-------- LISTED RECORDS

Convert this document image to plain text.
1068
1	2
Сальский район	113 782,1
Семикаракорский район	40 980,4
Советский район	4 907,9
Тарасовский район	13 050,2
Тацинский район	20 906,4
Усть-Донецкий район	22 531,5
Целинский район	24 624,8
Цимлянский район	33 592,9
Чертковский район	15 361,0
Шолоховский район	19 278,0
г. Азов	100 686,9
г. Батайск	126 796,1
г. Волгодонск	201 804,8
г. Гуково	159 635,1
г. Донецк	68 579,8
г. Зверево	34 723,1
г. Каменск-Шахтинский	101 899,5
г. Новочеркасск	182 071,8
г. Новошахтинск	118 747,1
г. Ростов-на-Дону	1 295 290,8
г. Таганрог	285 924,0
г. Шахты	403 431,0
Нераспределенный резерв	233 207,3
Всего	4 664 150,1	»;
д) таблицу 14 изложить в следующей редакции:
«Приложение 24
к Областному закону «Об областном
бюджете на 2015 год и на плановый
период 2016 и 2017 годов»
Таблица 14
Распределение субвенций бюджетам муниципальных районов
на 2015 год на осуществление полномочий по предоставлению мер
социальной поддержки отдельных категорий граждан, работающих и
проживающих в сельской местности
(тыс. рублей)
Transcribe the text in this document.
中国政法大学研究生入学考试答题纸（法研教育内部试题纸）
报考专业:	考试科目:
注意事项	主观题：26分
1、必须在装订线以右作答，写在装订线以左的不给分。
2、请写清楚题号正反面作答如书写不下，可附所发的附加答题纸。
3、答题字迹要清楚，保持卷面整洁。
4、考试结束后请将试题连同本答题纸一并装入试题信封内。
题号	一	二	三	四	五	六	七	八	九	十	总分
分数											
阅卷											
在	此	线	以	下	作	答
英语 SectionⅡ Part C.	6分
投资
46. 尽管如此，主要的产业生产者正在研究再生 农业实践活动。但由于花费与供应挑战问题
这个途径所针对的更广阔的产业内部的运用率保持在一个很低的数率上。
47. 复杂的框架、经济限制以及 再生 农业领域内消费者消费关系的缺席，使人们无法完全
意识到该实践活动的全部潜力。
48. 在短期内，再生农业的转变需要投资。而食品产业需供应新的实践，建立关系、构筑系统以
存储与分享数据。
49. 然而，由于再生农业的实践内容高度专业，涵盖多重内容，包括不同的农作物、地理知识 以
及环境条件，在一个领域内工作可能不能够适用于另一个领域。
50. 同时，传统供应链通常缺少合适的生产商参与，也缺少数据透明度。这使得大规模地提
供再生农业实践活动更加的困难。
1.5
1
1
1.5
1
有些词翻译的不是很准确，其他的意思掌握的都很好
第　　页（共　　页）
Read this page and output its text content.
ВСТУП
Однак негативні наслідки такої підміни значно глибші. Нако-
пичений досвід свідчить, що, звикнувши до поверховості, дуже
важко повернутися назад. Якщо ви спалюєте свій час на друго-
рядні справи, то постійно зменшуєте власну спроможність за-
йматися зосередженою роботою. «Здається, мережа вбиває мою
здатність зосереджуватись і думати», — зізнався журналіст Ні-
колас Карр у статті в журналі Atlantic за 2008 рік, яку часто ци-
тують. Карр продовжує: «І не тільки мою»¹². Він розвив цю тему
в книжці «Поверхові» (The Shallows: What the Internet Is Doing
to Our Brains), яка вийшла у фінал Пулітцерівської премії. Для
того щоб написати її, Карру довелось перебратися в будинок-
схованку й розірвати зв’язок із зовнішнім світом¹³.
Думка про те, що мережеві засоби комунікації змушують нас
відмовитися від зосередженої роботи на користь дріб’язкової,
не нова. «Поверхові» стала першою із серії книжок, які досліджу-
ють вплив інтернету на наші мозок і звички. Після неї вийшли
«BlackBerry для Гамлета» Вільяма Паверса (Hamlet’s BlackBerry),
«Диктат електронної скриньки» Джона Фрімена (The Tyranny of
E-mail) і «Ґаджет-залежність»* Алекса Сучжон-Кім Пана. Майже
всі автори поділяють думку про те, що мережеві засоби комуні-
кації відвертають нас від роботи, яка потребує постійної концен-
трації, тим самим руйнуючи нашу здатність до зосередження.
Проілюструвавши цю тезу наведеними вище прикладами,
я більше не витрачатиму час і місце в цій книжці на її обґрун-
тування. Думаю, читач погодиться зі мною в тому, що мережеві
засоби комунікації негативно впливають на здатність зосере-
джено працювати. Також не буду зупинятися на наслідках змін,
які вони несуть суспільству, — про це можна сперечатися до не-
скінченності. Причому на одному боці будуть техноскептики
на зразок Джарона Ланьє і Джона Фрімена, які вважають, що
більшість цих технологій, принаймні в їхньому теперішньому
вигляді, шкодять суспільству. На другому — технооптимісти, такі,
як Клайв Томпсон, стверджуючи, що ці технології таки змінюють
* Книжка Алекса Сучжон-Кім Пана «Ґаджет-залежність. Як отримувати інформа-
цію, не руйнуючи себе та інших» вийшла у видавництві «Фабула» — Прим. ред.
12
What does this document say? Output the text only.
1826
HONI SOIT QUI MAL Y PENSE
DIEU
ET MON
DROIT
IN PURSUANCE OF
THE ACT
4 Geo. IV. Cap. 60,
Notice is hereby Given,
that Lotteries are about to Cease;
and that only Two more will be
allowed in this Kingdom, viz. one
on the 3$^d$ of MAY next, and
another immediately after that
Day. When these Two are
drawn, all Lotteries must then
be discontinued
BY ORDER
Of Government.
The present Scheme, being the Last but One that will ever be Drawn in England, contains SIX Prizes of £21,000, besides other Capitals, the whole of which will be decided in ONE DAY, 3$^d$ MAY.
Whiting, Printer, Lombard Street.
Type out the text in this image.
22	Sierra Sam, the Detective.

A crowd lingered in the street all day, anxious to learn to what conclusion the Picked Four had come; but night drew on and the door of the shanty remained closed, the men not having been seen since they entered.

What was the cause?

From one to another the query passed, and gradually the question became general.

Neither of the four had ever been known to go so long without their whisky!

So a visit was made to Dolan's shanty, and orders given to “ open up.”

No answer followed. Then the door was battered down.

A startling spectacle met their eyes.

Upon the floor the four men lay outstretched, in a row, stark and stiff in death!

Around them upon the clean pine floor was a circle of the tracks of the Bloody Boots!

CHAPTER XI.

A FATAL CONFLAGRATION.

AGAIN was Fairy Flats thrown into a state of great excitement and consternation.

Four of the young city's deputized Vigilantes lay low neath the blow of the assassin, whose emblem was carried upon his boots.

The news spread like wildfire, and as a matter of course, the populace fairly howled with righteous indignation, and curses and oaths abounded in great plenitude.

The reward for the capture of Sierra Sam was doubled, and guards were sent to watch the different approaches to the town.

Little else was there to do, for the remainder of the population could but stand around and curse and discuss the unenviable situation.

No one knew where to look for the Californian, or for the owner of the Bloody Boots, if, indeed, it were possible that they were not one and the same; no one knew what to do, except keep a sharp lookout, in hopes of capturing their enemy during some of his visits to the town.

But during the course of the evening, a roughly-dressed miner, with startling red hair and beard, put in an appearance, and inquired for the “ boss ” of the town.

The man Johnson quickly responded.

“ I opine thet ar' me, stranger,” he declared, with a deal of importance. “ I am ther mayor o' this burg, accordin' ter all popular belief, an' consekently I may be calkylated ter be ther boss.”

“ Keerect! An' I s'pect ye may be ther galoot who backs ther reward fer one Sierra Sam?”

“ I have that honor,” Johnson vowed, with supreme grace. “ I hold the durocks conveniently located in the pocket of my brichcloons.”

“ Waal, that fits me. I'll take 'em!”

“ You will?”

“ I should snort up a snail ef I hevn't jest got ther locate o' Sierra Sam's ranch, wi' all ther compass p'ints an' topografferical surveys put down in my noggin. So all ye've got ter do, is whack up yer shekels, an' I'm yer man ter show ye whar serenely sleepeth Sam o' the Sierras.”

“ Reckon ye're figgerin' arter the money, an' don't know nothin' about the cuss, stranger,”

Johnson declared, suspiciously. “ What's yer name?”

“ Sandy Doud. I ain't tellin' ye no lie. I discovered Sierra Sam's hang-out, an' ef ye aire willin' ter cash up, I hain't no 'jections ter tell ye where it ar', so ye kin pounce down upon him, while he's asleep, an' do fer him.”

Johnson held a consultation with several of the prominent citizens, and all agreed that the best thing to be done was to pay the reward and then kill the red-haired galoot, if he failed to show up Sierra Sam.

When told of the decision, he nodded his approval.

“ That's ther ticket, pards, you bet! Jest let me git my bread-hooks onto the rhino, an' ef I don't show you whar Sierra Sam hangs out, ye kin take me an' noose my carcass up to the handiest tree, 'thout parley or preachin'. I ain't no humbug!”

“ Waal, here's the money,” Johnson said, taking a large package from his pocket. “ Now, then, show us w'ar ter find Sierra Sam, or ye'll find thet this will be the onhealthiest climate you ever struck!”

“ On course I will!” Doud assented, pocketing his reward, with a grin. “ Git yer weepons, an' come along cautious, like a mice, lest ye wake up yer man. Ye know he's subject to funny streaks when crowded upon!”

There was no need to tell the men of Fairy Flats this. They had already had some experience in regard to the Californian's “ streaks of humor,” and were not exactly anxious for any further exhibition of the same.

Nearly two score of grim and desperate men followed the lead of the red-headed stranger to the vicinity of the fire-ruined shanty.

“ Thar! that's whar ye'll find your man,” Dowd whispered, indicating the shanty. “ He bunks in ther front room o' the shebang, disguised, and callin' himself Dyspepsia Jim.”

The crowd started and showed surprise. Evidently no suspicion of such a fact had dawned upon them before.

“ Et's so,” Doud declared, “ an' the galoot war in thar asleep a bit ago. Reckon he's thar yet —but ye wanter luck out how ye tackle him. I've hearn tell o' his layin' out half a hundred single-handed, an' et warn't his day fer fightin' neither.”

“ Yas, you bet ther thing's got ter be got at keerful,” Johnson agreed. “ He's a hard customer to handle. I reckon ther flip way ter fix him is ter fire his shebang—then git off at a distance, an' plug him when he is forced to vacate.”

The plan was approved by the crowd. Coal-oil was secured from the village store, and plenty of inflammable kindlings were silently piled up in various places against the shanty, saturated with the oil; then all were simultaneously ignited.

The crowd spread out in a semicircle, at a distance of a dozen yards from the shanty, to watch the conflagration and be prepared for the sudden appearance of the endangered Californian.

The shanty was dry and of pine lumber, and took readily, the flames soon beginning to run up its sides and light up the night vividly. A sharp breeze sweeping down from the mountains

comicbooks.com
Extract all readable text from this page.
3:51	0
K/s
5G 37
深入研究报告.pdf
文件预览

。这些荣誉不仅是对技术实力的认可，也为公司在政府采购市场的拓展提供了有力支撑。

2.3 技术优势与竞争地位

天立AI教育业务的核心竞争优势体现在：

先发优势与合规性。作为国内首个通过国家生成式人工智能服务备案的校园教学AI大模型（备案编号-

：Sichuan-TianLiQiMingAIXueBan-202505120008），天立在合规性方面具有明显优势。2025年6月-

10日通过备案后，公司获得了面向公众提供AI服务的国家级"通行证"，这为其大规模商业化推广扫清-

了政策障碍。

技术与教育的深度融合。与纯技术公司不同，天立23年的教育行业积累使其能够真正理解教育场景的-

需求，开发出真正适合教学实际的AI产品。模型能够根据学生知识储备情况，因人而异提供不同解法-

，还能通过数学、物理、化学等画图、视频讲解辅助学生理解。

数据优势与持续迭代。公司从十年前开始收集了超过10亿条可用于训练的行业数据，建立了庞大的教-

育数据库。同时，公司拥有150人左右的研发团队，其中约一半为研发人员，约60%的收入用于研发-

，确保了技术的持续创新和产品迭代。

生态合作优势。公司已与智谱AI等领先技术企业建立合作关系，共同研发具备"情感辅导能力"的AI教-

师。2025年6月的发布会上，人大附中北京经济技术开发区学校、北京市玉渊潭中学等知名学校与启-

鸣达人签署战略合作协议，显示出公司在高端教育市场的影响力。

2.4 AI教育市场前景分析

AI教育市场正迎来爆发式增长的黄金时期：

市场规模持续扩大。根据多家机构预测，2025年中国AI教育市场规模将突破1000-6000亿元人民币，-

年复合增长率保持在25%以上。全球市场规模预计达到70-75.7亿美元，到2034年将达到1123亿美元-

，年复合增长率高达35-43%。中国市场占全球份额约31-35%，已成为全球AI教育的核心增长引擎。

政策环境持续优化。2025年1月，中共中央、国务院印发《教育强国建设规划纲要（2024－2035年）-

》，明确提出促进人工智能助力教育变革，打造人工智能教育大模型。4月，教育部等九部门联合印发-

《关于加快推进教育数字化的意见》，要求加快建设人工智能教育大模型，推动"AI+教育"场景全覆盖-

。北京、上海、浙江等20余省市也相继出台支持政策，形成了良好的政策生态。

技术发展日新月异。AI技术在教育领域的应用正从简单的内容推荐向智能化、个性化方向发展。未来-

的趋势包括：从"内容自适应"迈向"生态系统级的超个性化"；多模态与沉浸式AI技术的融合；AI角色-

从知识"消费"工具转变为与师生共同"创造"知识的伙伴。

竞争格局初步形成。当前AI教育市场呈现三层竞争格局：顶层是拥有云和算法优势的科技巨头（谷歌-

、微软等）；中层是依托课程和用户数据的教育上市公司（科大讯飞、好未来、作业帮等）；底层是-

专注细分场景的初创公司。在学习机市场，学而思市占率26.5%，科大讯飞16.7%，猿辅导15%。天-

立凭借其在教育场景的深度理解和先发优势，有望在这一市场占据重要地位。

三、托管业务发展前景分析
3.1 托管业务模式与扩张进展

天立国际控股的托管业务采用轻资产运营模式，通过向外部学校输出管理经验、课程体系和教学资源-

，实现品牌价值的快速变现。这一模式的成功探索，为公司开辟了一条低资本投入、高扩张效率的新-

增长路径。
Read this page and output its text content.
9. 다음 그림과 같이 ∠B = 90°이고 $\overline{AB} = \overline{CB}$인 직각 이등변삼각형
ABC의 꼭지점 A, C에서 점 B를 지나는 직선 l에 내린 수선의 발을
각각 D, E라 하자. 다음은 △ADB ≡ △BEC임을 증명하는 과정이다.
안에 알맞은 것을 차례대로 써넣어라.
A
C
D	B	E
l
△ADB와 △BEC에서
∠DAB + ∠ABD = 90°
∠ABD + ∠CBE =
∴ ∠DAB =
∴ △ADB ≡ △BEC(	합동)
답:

----------------

» GIVEN TASK:
Read the data above. Pull out each line in which the string "Сучжон" appears.

» SOLUTION TO THE EXERCISE:
E-mail) і «Ґаджет-залежність»* Алекса Сучжон-Кім Пана. Майже
* Книжка Алекса Сучжон-Кім Пана «Ґаджет-залежність. Як отримувати інформа-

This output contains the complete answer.